▸ **Job**
The records should be repeated word for word, pictures excluded.

§

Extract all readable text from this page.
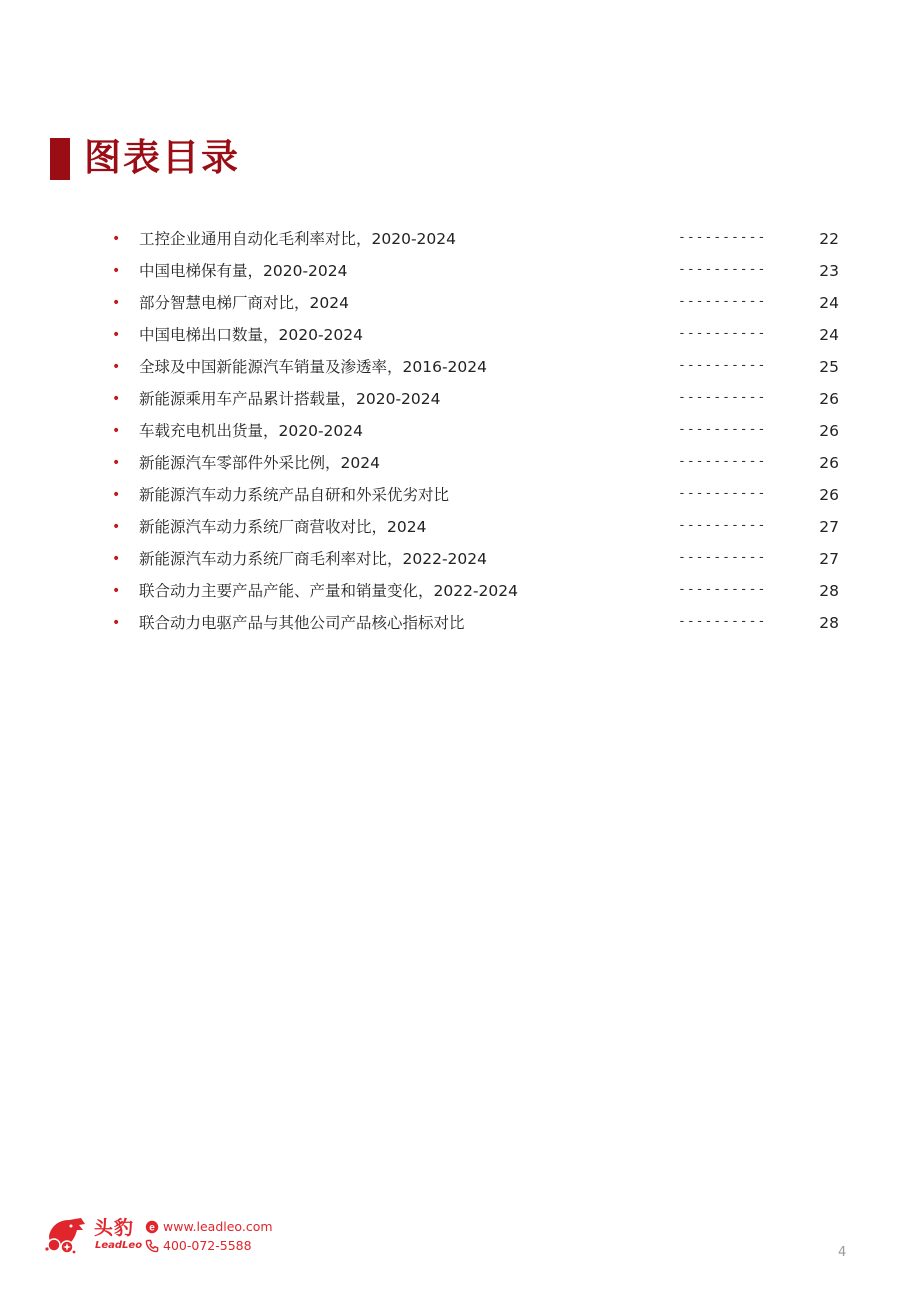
图表目录
• 工控企业通用自动化毛利率对比，2020-2024	----------	22
• 中国电梯保有量，2020-2024	----------	23
• 部分智慧电梯厂商对比，2024	----------	24
• 中国电梯出口数量，2020-2024	----------	24
• 全球及中国新能源汽车销量及渗透率，2016-2024	----------	25
• 新能源乘用车产品累计搭载量，2020-2024	----------	26
• 车载充电机出货量，2020-2024	----------	26
• 新能源汽车零部件外采比例，2024	----------	26
• 新能源汽车动力系统产品自研和外采优劣对比	----------	26
• 新能源汽车动力系统厂商营收对比，2024	----------	27
• 新能源汽车动力系统厂商毛利率对比，2022-2024	----------	27
• 联合动力主要产品产能、产量和销量变化，2022-2024	----------	28
• 联合动力电驱产品与其他公司产品核心指标对比	----------	28
头豹
LeadLeo
e www.leadleo.com
400-072-5588	4
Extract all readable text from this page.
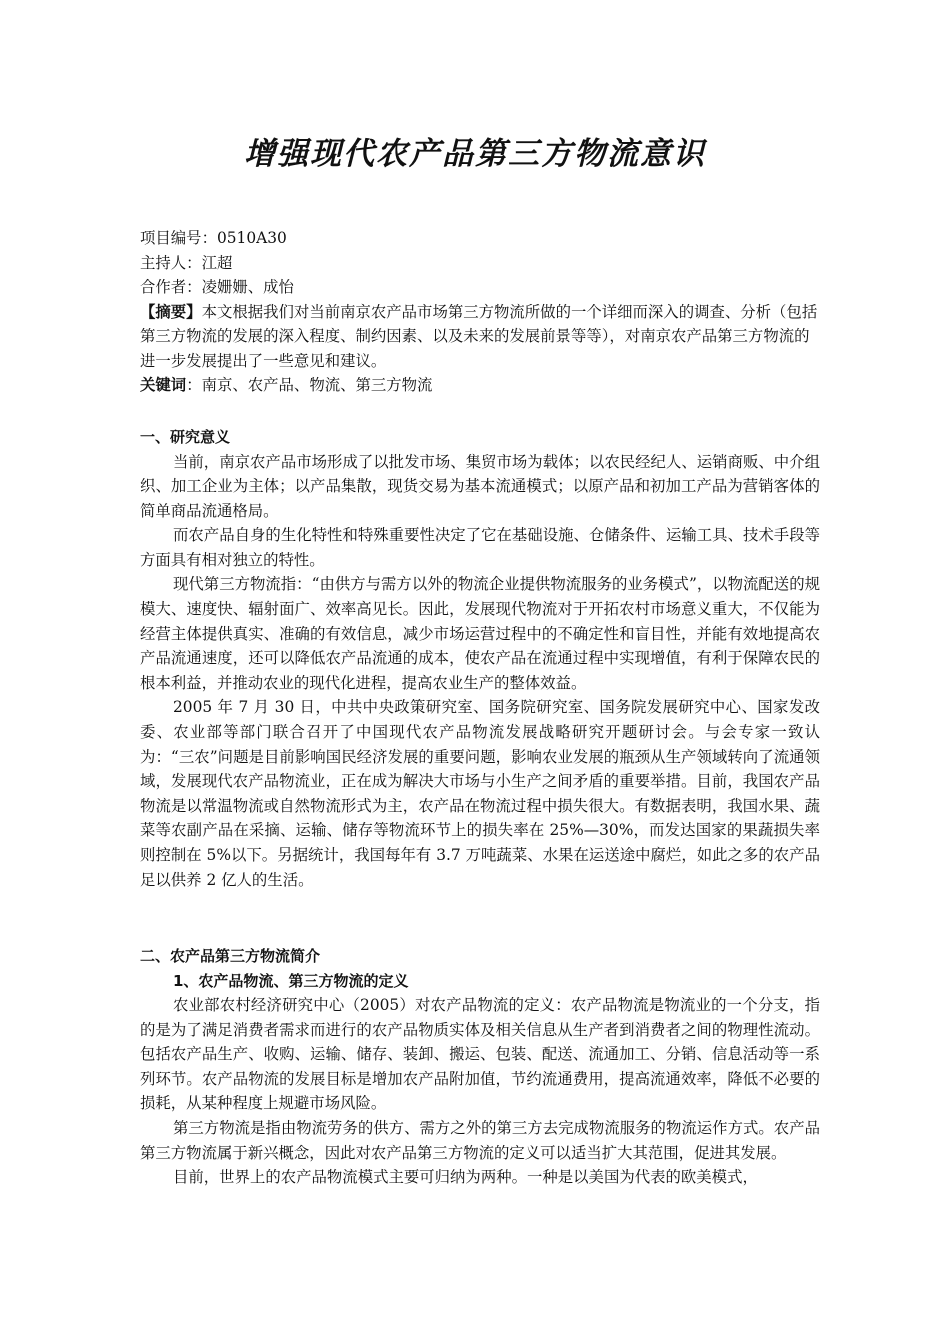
增强现代农产品第三方物流意识

项目编号：0510A30

主持人：江超

合作者：凌姗姗、成怡

【摘要】本文根据我们对当前南京农产品市场第三方物流所做的一个详细而深入的调查、分析（包括第三方物流的发展的深入程度、制约因素、以及未来的发展前景等等），对南京农产品第三方物流的进一步发展提出了一些意见和建议。

关键词：南京、农产品、物流、第三方物流

一、研究意义

当前，南京农产品市场形成了以批发市场、集贸市场为载体；以农民经纪人、运销商贩、中介组织、加工企业为主体；以产品集散，现货交易为基本流通模式；以原产品和初加工产品为营销客体的简单商品流通格局。

而农产品自身的生化特性和特殊重要性决定了它在基础设施、仓储条件、运输工具、技术手段等方面具有相对独立的特性。

现代第三方物流指：“由供方与需方以外的物流企业提供物流服务的业务模式”，以物流配送的规模大、速度快、辐射面广、效率高见长。因此，发展现代物流对于开拓农村市场意义重大，不仅能为经营主体提供真实、准确的有效信息，减少市场运营过程中的不确定性和盲目性，并能有效地提高农产品流通速度，还可以降低农产品流通的成本，使农产品在流通过程中实现增值，有利于保障农民的根本利益，并推动农业的现代化进程，提高农业生产的整体效益。

2005 年 7 月 30 日，中共中央政策研究室、国务院研究室、国务院发展研究中心、国家发改委、农业部等部门联合召开了中国现代农产品物流发展战略研究开题研讨会。与会专家一致认为：“三农”问题是目前影响国民经济发展的重要问题，影响农业发展的瓶颈从生产领域转向了流通领域，发展现代农产品物流业，正在成为解决大市场与小生产之间矛盾的重要举措。目前，我国农产品物流是以常温物流或自然物流形式为主，农产品在物流过程中损失很大。有数据表明，我国水果、蔬菜等农副产品在采摘、运输、储存等物流环节上的损失率在 25%—30%，而发达国家的果蔬损失率则控制在 5%以下。另据统计，我国每年有 3.7 万吨蔬菜、水果在运送途中腐烂，如此之多的农产品足以供养 2 亿人的生活。

二、农产品第三方物流简介

1、农产品物流、第三方物流的定义

农业部农村经济研究中心（2005）对农产品物流的定义：农产品物流是物流业的一个分支，指的是为了满足消费者需求而进行的农产品物质实体及相关信息从生产者到消费者之间的物理性流动。包括农产品生产、收购、运输、储存、装卸、搬运、包装、配送、流通加工、分销、信息活动等一系列环节。农产品物流的发展目标是增加农产品附加值，节约流通费用，提高流通效率，降低不必要的损耗，从某种程度上规避市场风险。

第三方物流是指由物流劳务的供方、需方之外的第三方去完成物流服务的物流运作方式。农产品第三方物流属于新兴概念，因此对农产品第三方物流的定义可以适当扩大其范围，促进其发展。

目前，世界上的农产品物流模式主要可归纳为两种。一种是以美国为代表的欧美模式，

§

▸ **Solution for this task**
Extract all readable text from this page.
图表目录
• 工控企业通用自动化毛利率对比，2020-2024	----------	22
• 中国电梯保有量，2020-2024	----------	23
• 部分智慧电梯厂商对比，2024	----------	24
• 中国电梯出口数量，2020-2024	----------	24
• 全球及中国新能源汽车销量及渗透率，2016-2024	----------	25
• 新能源乘用车产品累计搭载量，2020-2024	----------	26
• 车载充电机出货量，2020-2024	----------	26
• 新能源汽车零部件外采比例，2024	----------	26
• 新能源汽车动力系统产品自研和外采优劣对比	----------	26
• 新能源汽车动力系统厂商营收对比，2024	----------	27
• 新能源汽车动力系统厂商毛利率对比，2022-2024	----------	27
• 联合动力主要产品产能、产量和销量变化，2022-2024	----------	28
• 联合动力电驱产品与其他公司产品核心指标对比	----------	28
头豹
LeadLeo
e www.leadleo.com
400-072-5588	4
Extract all readable text from this page.
增强现代农产品第三方物流意识

项目编号：0510A30

主持人：江超

合作者：凌姗姗、成怡

【摘要】本文根据我们对当前南京农产品市场第三方物流所做的一个详细而深入的调查、分析（包括第三方物流的发展的深入程度、制约因素、以及未来的发展前景等等），对南京农产品第三方物流的进一步发展提出了一些意见和建议。

关键词：南京、农产品、物流、第三方物流

一、研究意义

当前，南京农产品市场形成了以批发市场、集贸市场为载体；以农民经纪人、运销商贩、中介组织、加工企业为主体；以产品集散，现货交易为基本流通模式；以原产品和初加工产品为营销客体的简单商品流通格局。

而农产品自身的生化特性和特殊重要性决定了它在基础设施、仓储条件、运输工具、技术手段等方面具有相对独立的特性。

现代第三方物流指：“由供方与需方以外的物流企业提供物流服务的业务模式”，以物流配送的规模大、速度快、辐射面广、效率高见长。因此，发展现代物流对于开拓农村市场意义重大，不仅能为经营主体提供真实、准确的有效信息，减少市场运营过程中的不确定性和盲目性，并能有效地提高农产品流通速度，还可以降低农产品流通的成本，使农产品在流通过程中实现增值，有利于保障农民的根本利益，并推动农业的现代化进程，提高农业生产的整体效益。

2005 年 7 月 30 日，中共中央政策研究室、国务院研究室、国务院发展研究中心、国家发改委、农业部等部门联合召开了中国现代农产品物流发展战略研究开题研讨会。与会专家一致认为：“三农”问题是目前影响国民经济发展的重要问题，影响农业发展的瓶颈从生产领域转向了流通领域，发展现代农产品物流业，正在成为解决大市场与小生产之间矛盾的重要举措。目前，我国农产品物流是以常温物流或自然物流形式为主，农产品在物流过程中损失很大。有数据表明，我国水果、蔬菜等农副产品在采摘、运输、储存等物流环节上的损失率在 25%—30%，而发达国家的果蔬损失率则控制在 5%以下。另据统计，我国每年有 3.7 万吨蔬菜、水果在运送途中腐烂，如此之多的农产品足以供养 2 亿人的生活。

二、农产品第三方物流简介

1、农产品物流、第三方物流的定义

农业部农村经济研究中心（2005）对农产品物流的定义：农产品物流是物流业的一个分支，指的是为了满足消费者需求而进行的农产品物质实体及相关信息从生产者到消费者之间的物理性流动。包括农产品生产、收购、运输、储存、装卸、搬运、包装、配送、流通加工、分销、信息活动等一系列环节。农产品物流的发展目标是增加农产品附加值，节约流通费用，提高流通效率，降低不必要的损耗，从某种程度上规避市场风险。

第三方物流是指由物流劳务的供方、需方之外的第三方去完成物流服务的物流运作方式。农产品第三方物流属于新兴概念，因此对农产品第三方物流的定义可以适当扩大其范围，促进其发展。

目前，世界上的农产品物流模式主要可归纳为两种。一种是以美国为代表的欧美模式，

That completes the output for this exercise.